(Entries from a dataset)
* * * * * * * * *

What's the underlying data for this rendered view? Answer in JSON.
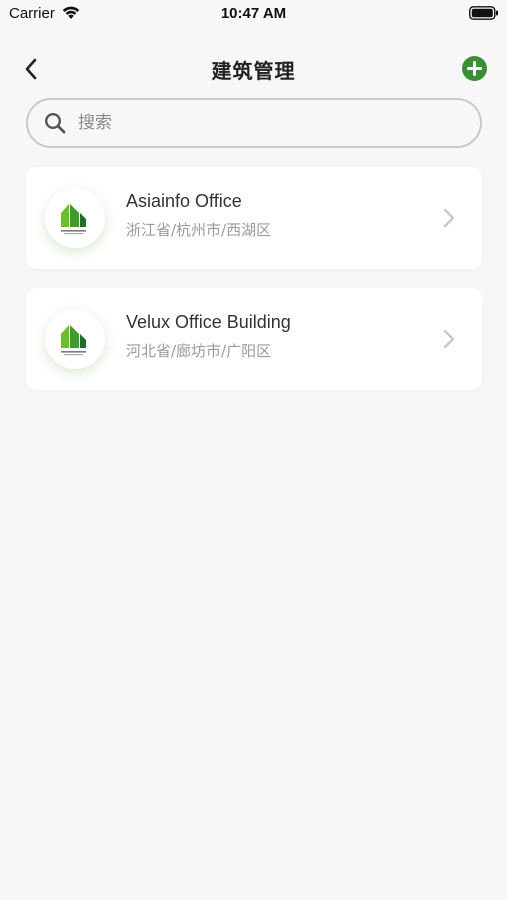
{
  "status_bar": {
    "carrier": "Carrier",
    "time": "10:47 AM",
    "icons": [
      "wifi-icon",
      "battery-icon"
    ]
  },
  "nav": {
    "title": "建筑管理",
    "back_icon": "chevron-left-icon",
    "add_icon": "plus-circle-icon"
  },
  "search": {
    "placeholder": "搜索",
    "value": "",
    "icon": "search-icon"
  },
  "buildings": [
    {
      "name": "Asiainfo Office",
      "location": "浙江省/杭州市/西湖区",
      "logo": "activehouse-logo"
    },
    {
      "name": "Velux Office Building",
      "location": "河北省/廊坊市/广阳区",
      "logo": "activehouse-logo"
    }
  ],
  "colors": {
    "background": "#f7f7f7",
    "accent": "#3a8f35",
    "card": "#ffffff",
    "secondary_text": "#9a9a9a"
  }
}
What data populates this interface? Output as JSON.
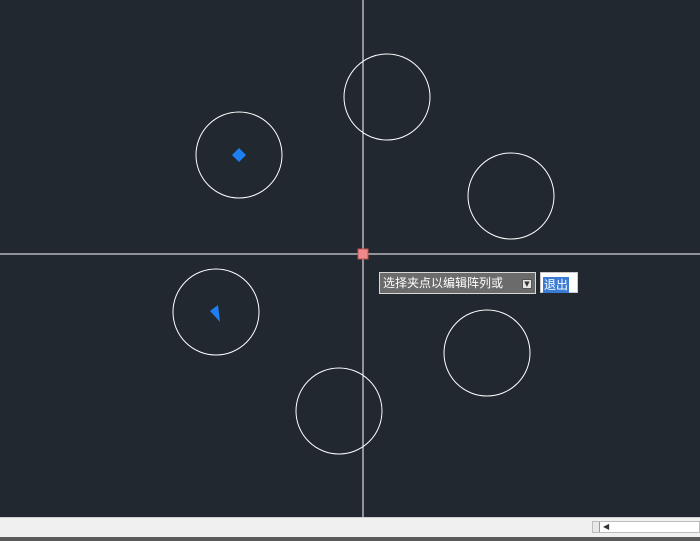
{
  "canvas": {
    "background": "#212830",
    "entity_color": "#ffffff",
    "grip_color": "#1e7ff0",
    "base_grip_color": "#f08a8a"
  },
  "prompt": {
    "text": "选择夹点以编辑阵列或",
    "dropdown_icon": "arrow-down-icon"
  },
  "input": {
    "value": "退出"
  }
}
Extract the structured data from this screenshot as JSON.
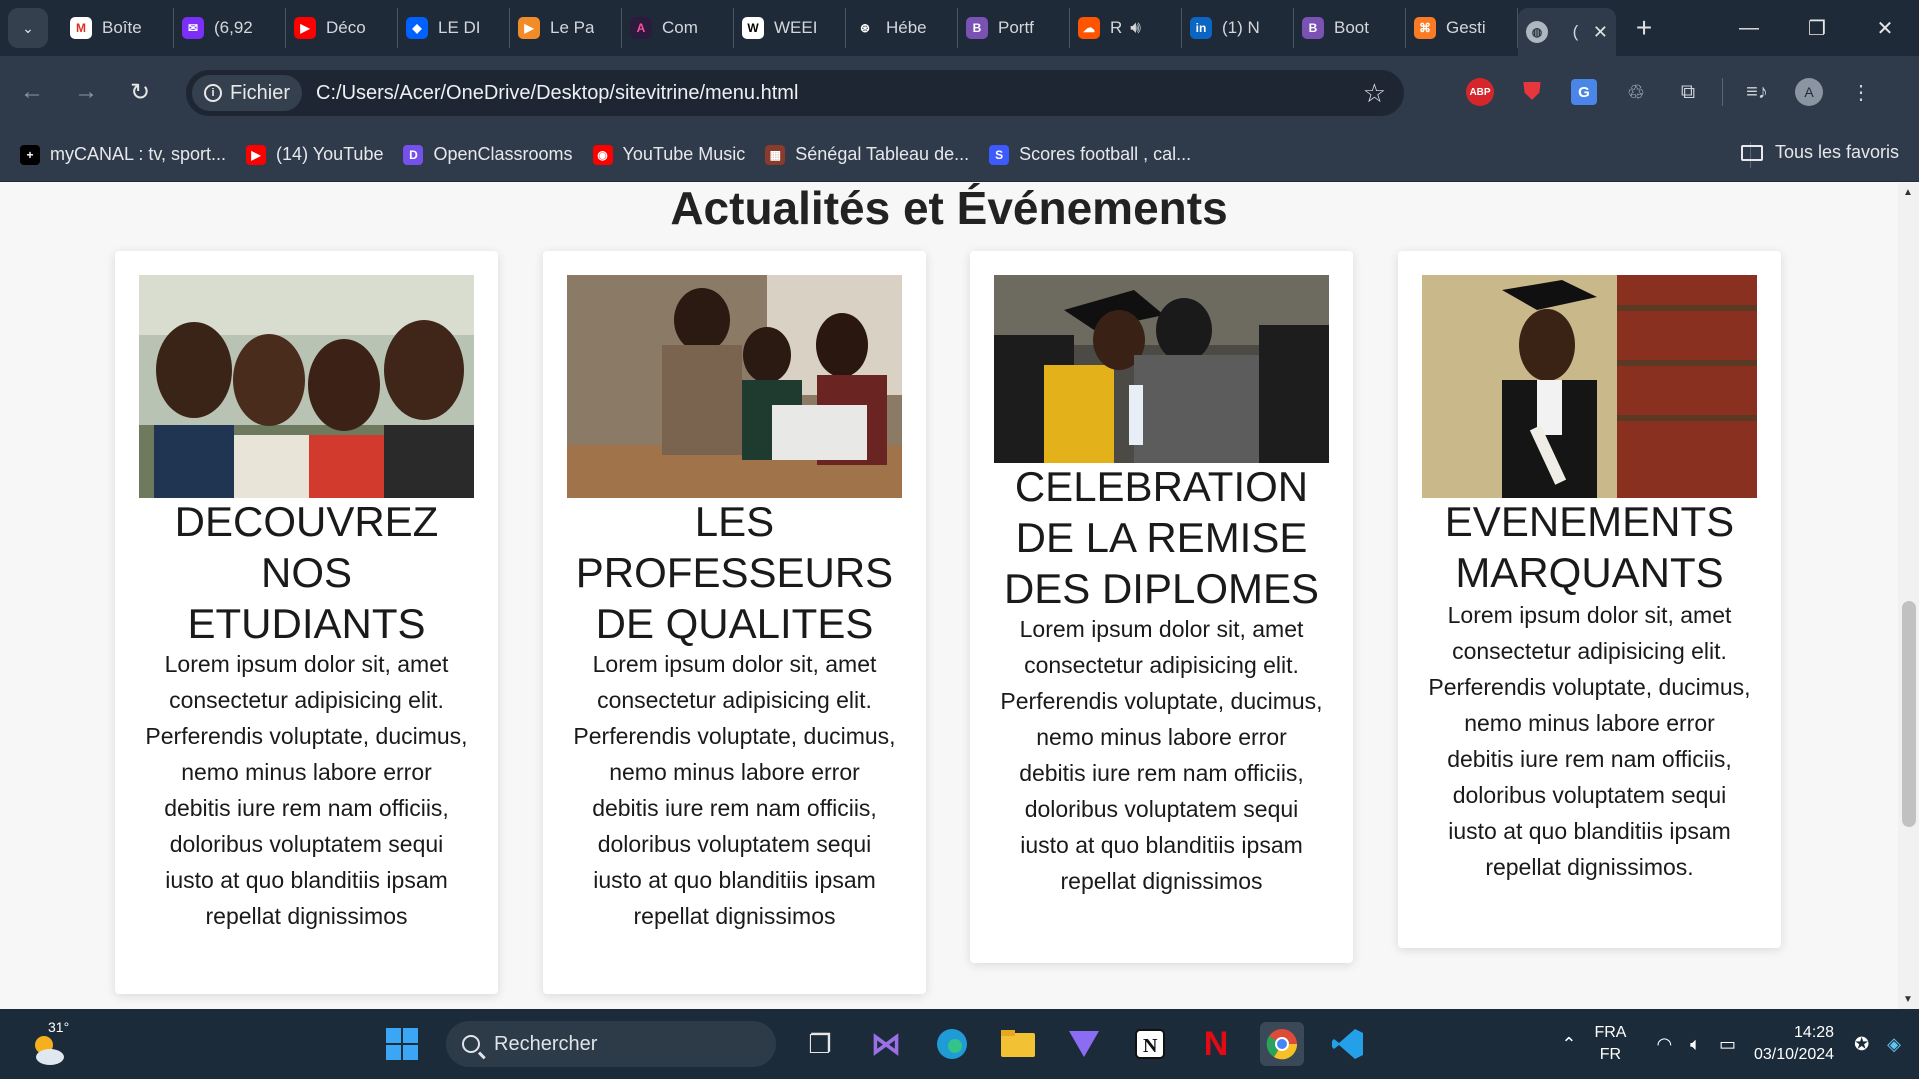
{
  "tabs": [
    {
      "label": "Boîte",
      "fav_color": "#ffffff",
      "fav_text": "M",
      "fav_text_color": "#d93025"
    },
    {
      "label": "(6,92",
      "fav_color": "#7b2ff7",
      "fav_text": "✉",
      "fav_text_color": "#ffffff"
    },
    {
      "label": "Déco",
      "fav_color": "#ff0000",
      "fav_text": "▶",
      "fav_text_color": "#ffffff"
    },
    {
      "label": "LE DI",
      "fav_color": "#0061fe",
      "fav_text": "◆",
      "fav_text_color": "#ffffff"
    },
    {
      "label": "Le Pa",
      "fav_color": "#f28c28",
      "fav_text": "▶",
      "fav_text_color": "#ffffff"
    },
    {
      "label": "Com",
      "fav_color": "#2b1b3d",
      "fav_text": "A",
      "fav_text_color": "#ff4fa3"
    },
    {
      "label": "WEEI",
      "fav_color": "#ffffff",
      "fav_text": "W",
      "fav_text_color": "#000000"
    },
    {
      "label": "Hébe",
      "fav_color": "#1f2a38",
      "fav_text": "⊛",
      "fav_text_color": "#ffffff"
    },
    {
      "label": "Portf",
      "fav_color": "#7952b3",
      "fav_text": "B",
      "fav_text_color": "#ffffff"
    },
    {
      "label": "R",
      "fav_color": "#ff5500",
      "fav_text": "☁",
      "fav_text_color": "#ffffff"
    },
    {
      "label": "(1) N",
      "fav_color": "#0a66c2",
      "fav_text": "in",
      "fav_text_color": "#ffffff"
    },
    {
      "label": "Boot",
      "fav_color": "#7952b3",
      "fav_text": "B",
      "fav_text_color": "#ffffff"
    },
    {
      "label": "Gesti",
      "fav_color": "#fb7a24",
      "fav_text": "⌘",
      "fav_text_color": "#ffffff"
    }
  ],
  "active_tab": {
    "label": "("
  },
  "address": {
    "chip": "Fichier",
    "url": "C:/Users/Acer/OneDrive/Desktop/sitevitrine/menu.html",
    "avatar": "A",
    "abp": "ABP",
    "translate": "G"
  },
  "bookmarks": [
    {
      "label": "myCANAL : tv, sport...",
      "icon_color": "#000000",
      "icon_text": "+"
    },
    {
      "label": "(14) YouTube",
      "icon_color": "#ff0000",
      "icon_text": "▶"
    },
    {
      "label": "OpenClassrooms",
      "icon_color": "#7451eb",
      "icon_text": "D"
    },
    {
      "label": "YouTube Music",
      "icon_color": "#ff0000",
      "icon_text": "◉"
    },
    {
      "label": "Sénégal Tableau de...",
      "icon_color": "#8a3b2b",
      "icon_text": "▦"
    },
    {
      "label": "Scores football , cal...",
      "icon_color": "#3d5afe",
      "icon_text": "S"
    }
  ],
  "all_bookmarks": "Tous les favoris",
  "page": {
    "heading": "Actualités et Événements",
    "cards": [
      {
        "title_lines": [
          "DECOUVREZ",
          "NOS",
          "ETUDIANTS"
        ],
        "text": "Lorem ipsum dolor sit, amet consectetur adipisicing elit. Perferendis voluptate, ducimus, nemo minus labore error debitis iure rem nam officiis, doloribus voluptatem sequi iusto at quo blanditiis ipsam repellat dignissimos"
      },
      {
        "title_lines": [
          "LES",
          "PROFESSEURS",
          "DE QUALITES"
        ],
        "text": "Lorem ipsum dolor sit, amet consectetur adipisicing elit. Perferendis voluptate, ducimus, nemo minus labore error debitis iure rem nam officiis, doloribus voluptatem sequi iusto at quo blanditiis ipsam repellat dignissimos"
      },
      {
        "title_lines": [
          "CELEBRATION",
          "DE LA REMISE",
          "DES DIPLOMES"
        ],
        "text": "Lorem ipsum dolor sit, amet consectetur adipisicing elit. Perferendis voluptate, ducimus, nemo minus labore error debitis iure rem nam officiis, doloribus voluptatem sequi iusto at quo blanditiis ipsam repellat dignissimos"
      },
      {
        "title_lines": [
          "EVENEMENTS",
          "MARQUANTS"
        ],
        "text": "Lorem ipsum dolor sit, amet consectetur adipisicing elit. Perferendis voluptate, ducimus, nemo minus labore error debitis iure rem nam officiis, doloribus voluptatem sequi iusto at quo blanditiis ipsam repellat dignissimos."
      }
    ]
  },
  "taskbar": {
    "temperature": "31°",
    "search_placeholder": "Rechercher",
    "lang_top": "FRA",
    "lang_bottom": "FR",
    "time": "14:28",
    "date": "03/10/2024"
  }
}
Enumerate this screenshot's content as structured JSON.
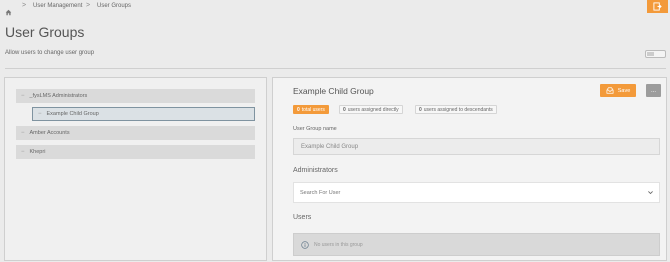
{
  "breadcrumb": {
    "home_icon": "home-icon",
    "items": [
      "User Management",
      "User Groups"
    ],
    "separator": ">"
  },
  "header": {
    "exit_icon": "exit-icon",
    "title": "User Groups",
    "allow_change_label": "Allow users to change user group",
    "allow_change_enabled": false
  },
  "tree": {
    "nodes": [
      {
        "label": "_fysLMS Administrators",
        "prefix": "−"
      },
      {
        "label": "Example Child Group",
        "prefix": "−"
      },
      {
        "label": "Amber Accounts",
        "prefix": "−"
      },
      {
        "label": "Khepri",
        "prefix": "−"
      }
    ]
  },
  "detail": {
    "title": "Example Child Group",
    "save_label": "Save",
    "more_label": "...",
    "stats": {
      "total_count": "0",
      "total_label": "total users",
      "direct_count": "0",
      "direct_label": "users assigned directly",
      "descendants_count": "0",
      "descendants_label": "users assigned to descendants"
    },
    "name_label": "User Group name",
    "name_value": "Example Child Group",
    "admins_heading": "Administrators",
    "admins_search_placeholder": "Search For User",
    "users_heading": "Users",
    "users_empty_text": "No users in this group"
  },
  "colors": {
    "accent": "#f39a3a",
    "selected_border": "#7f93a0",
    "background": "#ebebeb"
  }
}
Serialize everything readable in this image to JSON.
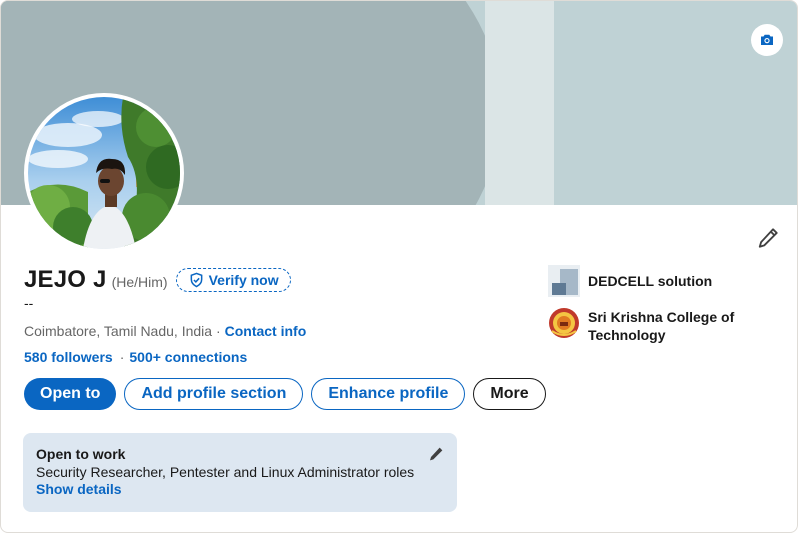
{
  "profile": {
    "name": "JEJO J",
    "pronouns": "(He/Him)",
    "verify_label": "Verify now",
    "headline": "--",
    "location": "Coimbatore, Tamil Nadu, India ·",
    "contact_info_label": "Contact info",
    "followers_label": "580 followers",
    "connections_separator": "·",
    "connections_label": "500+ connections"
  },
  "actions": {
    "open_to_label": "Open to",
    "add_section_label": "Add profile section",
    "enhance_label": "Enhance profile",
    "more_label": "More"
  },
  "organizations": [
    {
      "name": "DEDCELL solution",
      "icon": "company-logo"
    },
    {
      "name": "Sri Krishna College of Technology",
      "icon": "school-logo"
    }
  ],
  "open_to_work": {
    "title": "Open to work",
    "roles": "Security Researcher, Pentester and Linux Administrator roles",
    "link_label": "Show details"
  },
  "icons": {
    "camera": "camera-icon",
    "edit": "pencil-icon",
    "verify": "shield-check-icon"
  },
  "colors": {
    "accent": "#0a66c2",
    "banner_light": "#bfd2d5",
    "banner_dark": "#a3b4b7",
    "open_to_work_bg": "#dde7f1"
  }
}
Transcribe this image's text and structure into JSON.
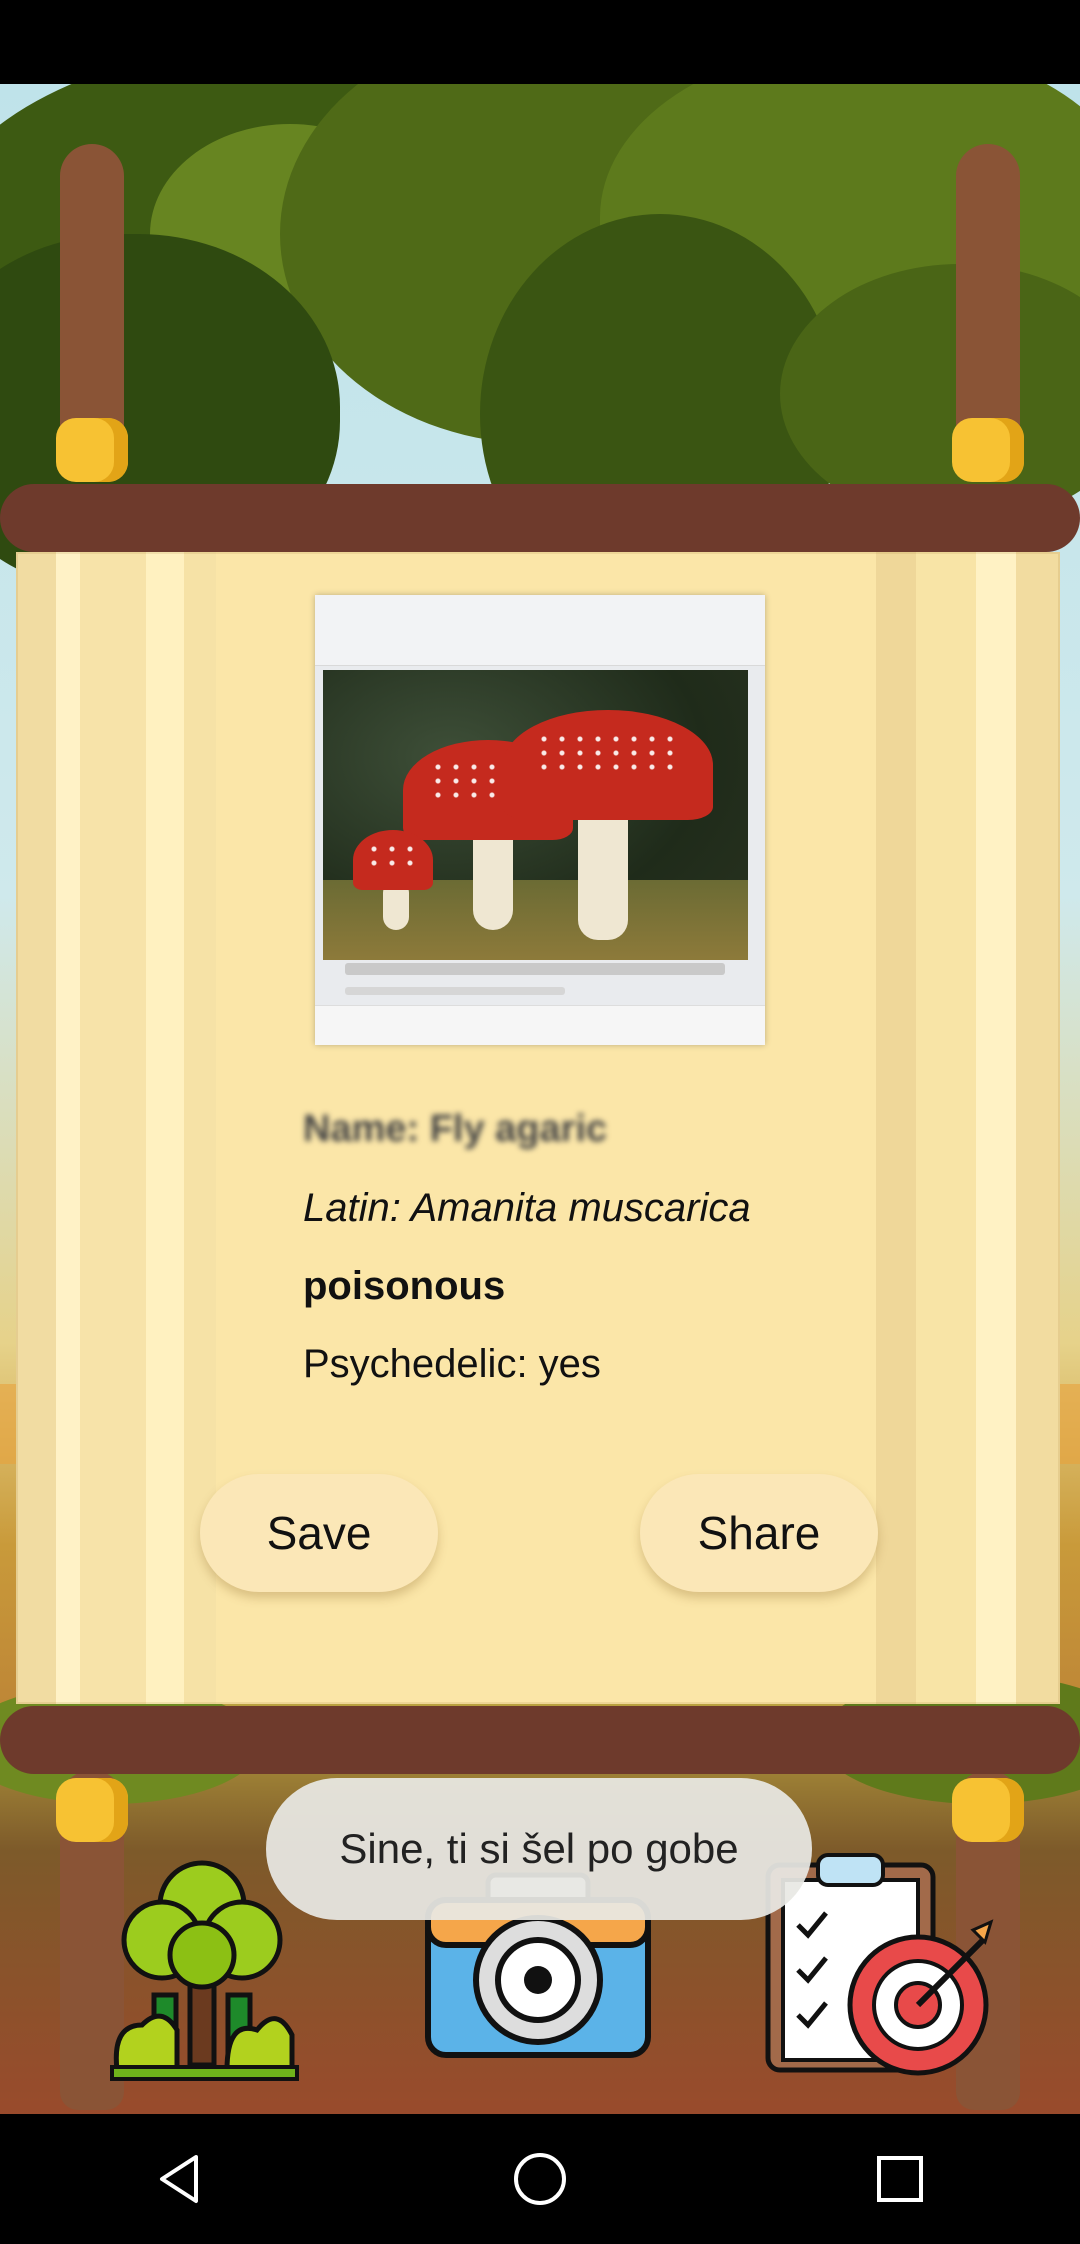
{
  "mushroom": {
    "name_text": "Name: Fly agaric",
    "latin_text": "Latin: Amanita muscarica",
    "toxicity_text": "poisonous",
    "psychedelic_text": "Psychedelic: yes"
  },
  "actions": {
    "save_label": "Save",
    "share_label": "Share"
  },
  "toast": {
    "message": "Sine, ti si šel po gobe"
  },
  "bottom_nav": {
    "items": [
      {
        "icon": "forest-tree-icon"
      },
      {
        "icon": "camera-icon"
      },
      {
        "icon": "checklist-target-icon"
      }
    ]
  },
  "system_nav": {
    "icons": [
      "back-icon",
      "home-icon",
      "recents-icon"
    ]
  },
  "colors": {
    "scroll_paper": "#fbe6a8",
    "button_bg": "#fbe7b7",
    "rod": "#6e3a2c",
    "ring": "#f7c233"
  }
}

* * * * * * * * *

Requirements: Using the listing above, pull out all lines that hold the word "What".

Reply to the exercise:
What's the underlying data for this rendered view? Answer in JSON.
What data populates this interface? Output as JSON.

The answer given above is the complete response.